*Stated exercise*:
Copy the material below with "screenshot" swapped for "screen capture" and everything else unchanged. Leave the pictures out.

# START OF Input data

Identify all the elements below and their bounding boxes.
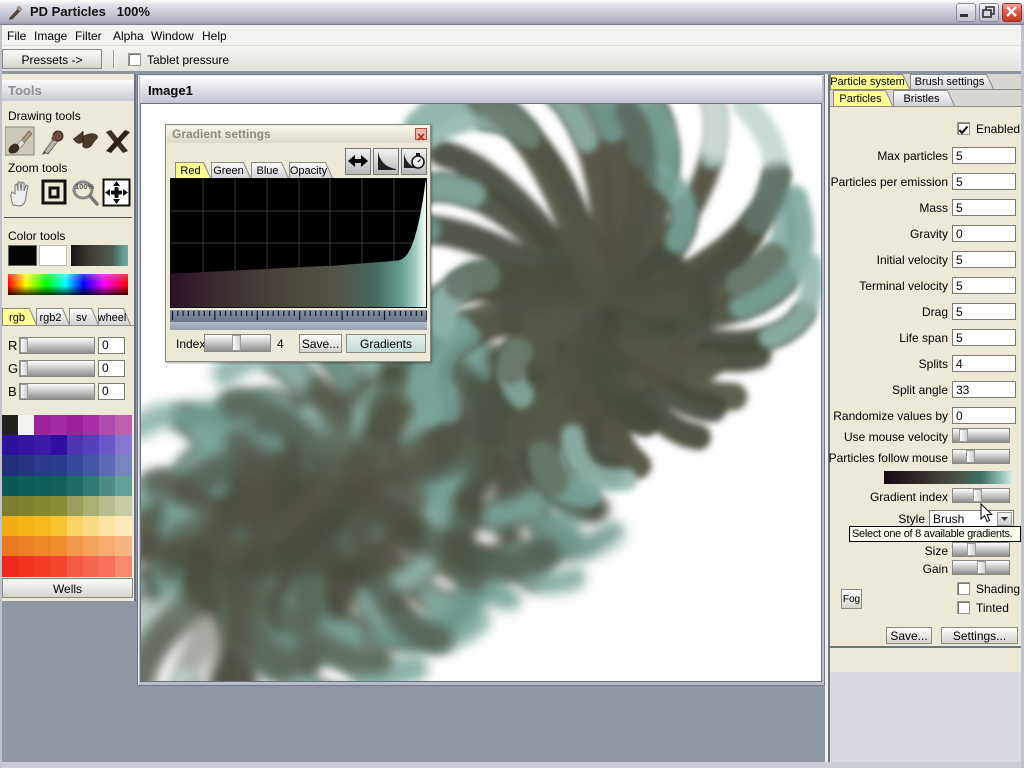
- svg-text:Red: Red: [180, 165, 200, 177]
- svg-text:rgb2: rgb2: [39, 312, 61, 324]
- svg-text:Blue: Blue: [256, 165, 278, 177]
- svg-text:rgb: rgb: [9, 312, 25, 324]
- svg-text:Green: Green: [213, 165, 244, 177]
- svg-text:Opacity: Opacity: [290, 165, 328, 177]
- svg-text:wheel: wheel: [98, 312, 126, 324]
- svg-text:sv: sv: [76, 312, 88, 324]
- svg-text:Bristles: Bristles: [903, 93, 940, 105]
- svg-text:Particles: Particles: [839, 93, 882, 105]
- svg-text:Brush settings: Brush settings: [915, 76, 985, 88]
- svg-text:Particle system: Particle system: [830, 76, 905, 88]
- svg-text:100%: 100%: [75, 182, 95, 191]
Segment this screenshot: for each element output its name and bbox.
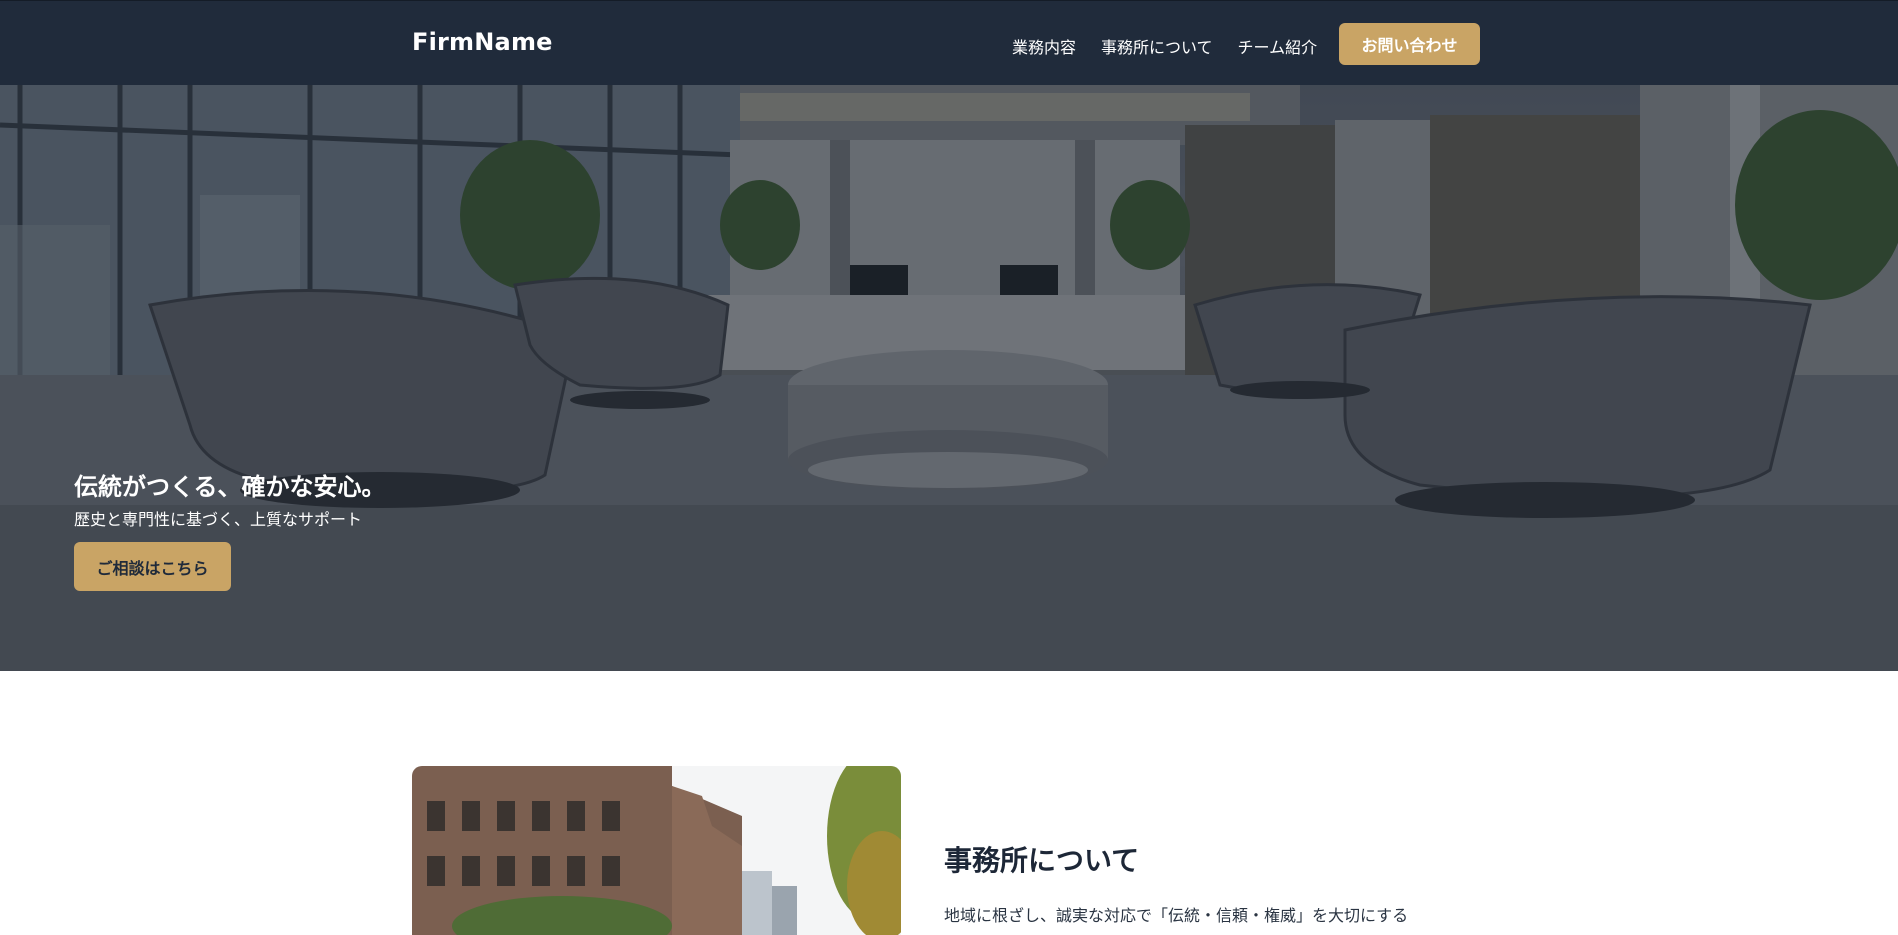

# END OF Input data

*Written solution*:
Identify all the elements below and their bounding boxes.
- svg-text:Red: Red: [180, 165, 200, 177]
- svg-text:rgb2: rgb2: [39, 312, 61, 324]
- svg-text:Blue: Blue: [256, 165, 278, 177]
- svg-text:rgb: rgb: [9, 312, 25, 324]
- svg-text:Green: Green: [213, 165, 244, 177]
- svg-text:Opacity: Opacity: [290, 165, 328, 177]
- svg-text:wheel: wheel: [98, 312, 126, 324]
- svg-text:sv: sv: [76, 312, 88, 324]
- svg-text:Bristles: Bristles: [903, 93, 940, 105]
- svg-text:Particles: Particles: [839, 93, 882, 105]
- svg-text:Brush settings: Brush settings: [915, 76, 985, 88]
- svg-text:Particle system: Particle system: [830, 76, 905, 88]
- svg-text:100%: 100%: [75, 182, 95, 191]
Segment this screen capture: for each element output its name and bbox.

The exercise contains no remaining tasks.